▶ Work to do:
The listing below must be repeated word for word, with its images excluded.

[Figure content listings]
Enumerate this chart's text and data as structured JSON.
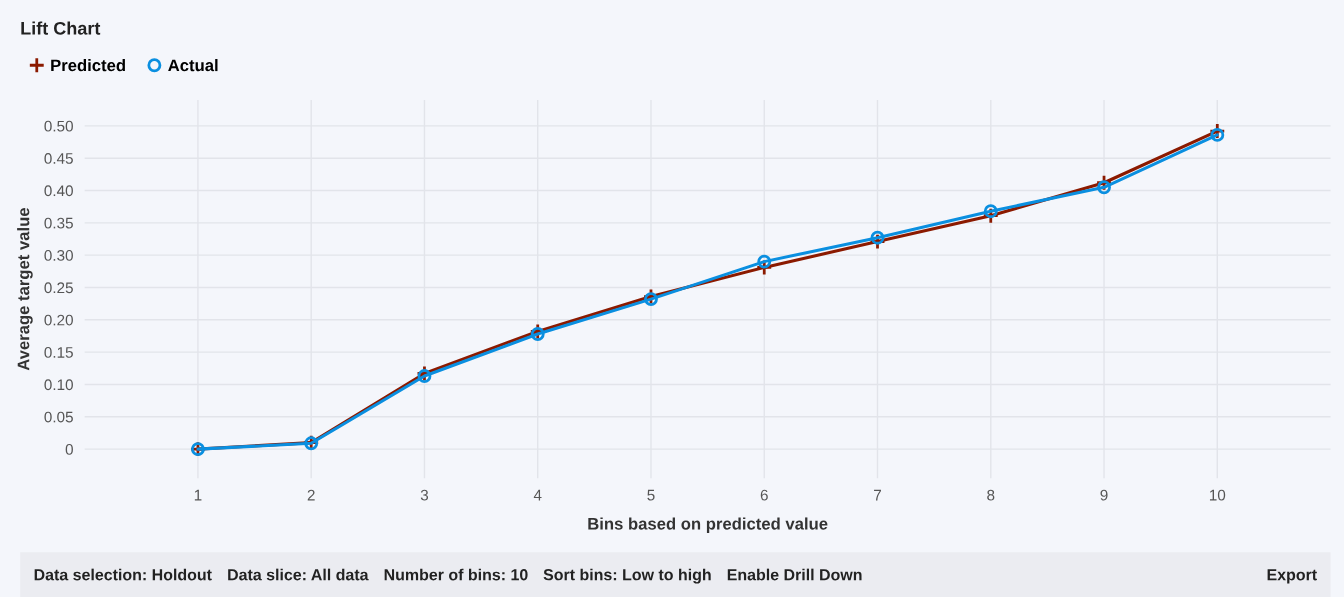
{
  "chart_data": {
    "type": "line",
    "title": "Lift Chart",
    "xlabel": "Bins based on predicted value",
    "ylabel": "Average target value",
    "x": [
      1,
      2,
      3,
      4,
      5,
      6,
      7,
      8,
      9,
      10
    ],
    "series": [
      {
        "name": "Predicted",
        "color": "#8b1a00",
        "marker": "cross",
        "values": [
          0,
          0.01,
          0.117,
          0.182,
          0.236,
          0.281,
          0.321,
          0.361,
          0.412,
          0.492
        ]
      },
      {
        "name": "Actual",
        "color": "#0a8fe0",
        "marker": "circle",
        "values": [
          0,
          0.009,
          0.113,
          0.178,
          0.232,
          0.29,
          0.327,
          0.368,
          0.405,
          0.486
        ]
      }
    ],
    "xlim": [
      0,
      11
    ],
    "xticks": [
      1,
      2,
      3,
      4,
      5,
      6,
      7,
      8,
      9,
      10
    ],
    "ylim": [
      -0.045,
      0.54
    ],
    "yticks": [
      0,
      {
        "value": 0.05,
        "label": "0.05"
      },
      {
        "value": 0.1,
        "label": "0.10"
      },
      {
        "value": 0.15,
        "label": "0.15"
      },
      {
        "value": 0.2,
        "label": "0.20"
      },
      {
        "value": 0.25,
        "label": "0.25"
      },
      {
        "value": 0.3,
        "label": "0.30"
      },
      {
        "value": 0.35,
        "label": "0.35"
      },
      {
        "value": 0.4,
        "label": "0.40"
      },
      {
        "value": 0.45,
        "label": "0.45"
      },
      {
        "value": 0.5,
        "label": "0.50"
      }
    ],
    "grid": true,
    "legend": "top left",
    "line_style": "solid",
    "annotations": [
      "Data selection: Holdout",
      "Data slice: All data",
      "Number of bins: 10",
      "Sort bins: Low to high",
      "Enable Drill Down",
      "Export"
    ]
  }
}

▶ Final result:
Enumerate this chart's text and data as structured JSON.
{
  "chart_data": {
    "type": "line",
    "title": "Lift Chart",
    "xlabel": "Bins based on predicted value",
    "ylabel": "Average target value",
    "x": [
      1,
      2,
      3,
      4,
      5,
      6,
      7,
      8,
      9,
      10
    ],
    "series": [
      {
        "name": "Predicted",
        "color": "#8b1a00",
        "marker": "cross",
        "values": [
          0,
          0.01,
          0.117,
          0.182,
          0.236,
          0.281,
          0.321,
          0.361,
          0.412,
          0.492
        ]
      },
      {
        "name": "Actual",
        "color": "#0a8fe0",
        "marker": "circle",
        "values": [
          0,
          0.009,
          0.113,
          0.178,
          0.232,
          0.29,
          0.327,
          0.368,
          0.405,
          0.486
        ]
      }
    ],
    "xlim": [
      0,
      11
    ],
    "xticks": [
      1,
      2,
      3,
      4,
      5,
      6,
      7,
      8,
      9,
      10
    ],
    "ylim": [
      -0.045,
      0.54
    ],
    "yticks": [
      0,
      {
        "value": 0.05,
        "label": "0.05"
      },
      {
        "value": 0.1,
        "label": "0.10"
      },
      {
        "value": 0.15,
        "label": "0.15"
      },
      {
        "value": 0.2,
        "label": "0.20"
      },
      {
        "value": 0.25,
        "label": "0.25"
      },
      {
        "value": 0.3,
        "label": "0.30"
      },
      {
        "value": 0.35,
        "label": "0.35"
      },
      {
        "value": 0.4,
        "label": "0.40"
      },
      {
        "value": 0.45,
        "label": "0.45"
      },
      {
        "value": 0.5,
        "label": "0.50"
      }
    ],
    "grid": true,
    "legend": "top left",
    "line_style": "solid",
    "annotations": [
      "Data selection: Holdout",
      "Data slice: All data",
      "Number of bins: 10",
      "Sort bins: Low to high",
      "Enable Drill Down",
      "Export"
    ]
  }
}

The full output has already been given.